Source data
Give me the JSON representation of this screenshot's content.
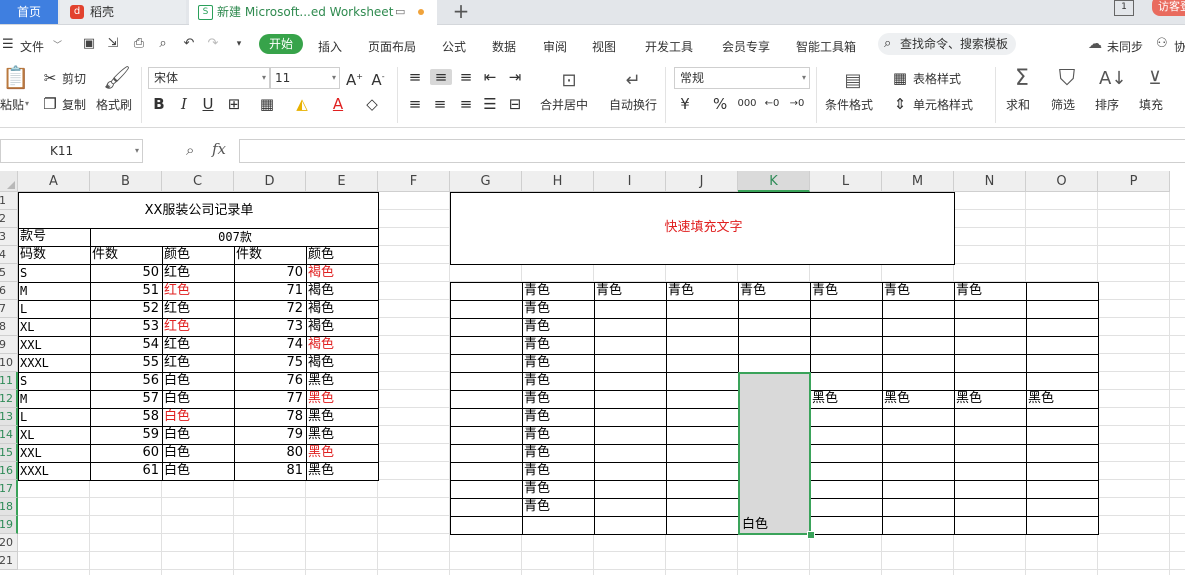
{
  "tabs": {
    "home": "首页",
    "daoke": "稻壳",
    "workbook": "新建 Microsoft...ed Worksheet",
    "plus": "+"
  },
  "titlebar": {
    "window_box": "1",
    "visitor": "访客登"
  },
  "menu": {
    "file": "文件",
    "items": [
      "开始",
      "插入",
      "页面布局",
      "公式",
      "数据",
      "审阅",
      "视图",
      "开发工具",
      "会员专享",
      "智能工具箱"
    ],
    "search": "查找命令、搜索模板",
    "sync": "未同步",
    "collab": "协"
  },
  "ribbon": {
    "paste": "粘贴",
    "cut": "剪切",
    "copy": "复制",
    "format_painter": "格式刷",
    "font_name": "宋体",
    "font_size": "11",
    "bold": "B",
    "italic": "I",
    "underline": "U",
    "merge_center": "合并居中",
    "wrap_text": "自动换行",
    "number_format": "常规",
    "currency": "¥",
    "percent": "%",
    "thousands": "000",
    "cond_format": "条件格式",
    "table_style": "表格样式",
    "cell_style": "单元格样式",
    "sum": "求和",
    "filter": "筛选",
    "sort": "排序",
    "fill": "填充"
  },
  "formula_bar": {
    "name_box": "K11",
    "fx": "fx",
    "content": ""
  },
  "columns": [
    "A",
    "B",
    "C",
    "D",
    "E",
    "F",
    "G",
    "H",
    "I",
    "J",
    "K",
    "L",
    "M",
    "N",
    "O",
    "P"
  ],
  "active_column": "K",
  "rows": [
    "1",
    "2",
    "3",
    "4",
    "5",
    "6",
    "7",
    "8",
    "9",
    "10",
    "11",
    "12",
    "13",
    "14",
    "15",
    "16",
    "17",
    "18",
    "19",
    "20",
    "21"
  ],
  "colors": {
    "accent": "#37a34a",
    "home_tab": "#3f7fe0",
    "red_text": "#e02020",
    "selection": "#3aa35a"
  },
  "table1": {
    "title": "XX服装公司记录单",
    "style_label": "款号",
    "style_value": "007款",
    "headers": [
      "码数",
      "件数",
      "颜色",
      "件数",
      "颜色"
    ],
    "rows": [
      [
        "S",
        "50",
        "红色",
        "70",
        "褐色"
      ],
      [
        "M",
        "51",
        "红色",
        "71",
        "褐色"
      ],
      [
        "L",
        "52",
        "红色",
        "72",
        "褐色"
      ],
      [
        "XL",
        "53",
        "红色",
        "73",
        "褐色"
      ],
      [
        "XXL",
        "54",
        "红色",
        "74",
        "褐色"
      ],
      [
        "XXXL",
        "55",
        "红色",
        "75",
        "褐色"
      ],
      [
        "S",
        "56",
        "白色",
        "76",
        "黑色"
      ],
      [
        "M",
        "57",
        "白色",
        "77",
        "黑色"
      ],
      [
        "L",
        "58",
        "白色",
        "78",
        "黑色"
      ],
      [
        "XL",
        "59",
        "白色",
        "79",
        "黑色"
      ],
      [
        "XXL",
        "60",
        "白色",
        "80",
        "黑色"
      ],
      [
        "XXXL",
        "61",
        "白色",
        "81",
        "黑色"
      ]
    ],
    "red_cells": [
      [
        0,
        4
      ],
      [
        1,
        2
      ],
      [
        3,
        2
      ],
      [
        4,
        4
      ],
      [
        7,
        4
      ],
      [
        8,
        2
      ],
      [
        10,
        4
      ]
    ]
  },
  "table2": {
    "title": "快速填充文字",
    "top_row": [
      "青色",
      "青色",
      "青色",
      "青色",
      "青色",
      "青色",
      "青色"
    ],
    "h_column": [
      "青色",
      "青色",
      "青色",
      "青色",
      "青色",
      "青色",
      "青色",
      "青色",
      "青色",
      "青色",
      "青色",
      "青色"
    ],
    "black_row": [
      "黑色",
      "黑色",
      "黑色",
      "黑色"
    ],
    "white_cell": "白色"
  }
}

Task goal: Filter the entries down to the lines with the word "content" in them.

Result below:
Give me the JSON representation of this screenshot's content.
    "content": ""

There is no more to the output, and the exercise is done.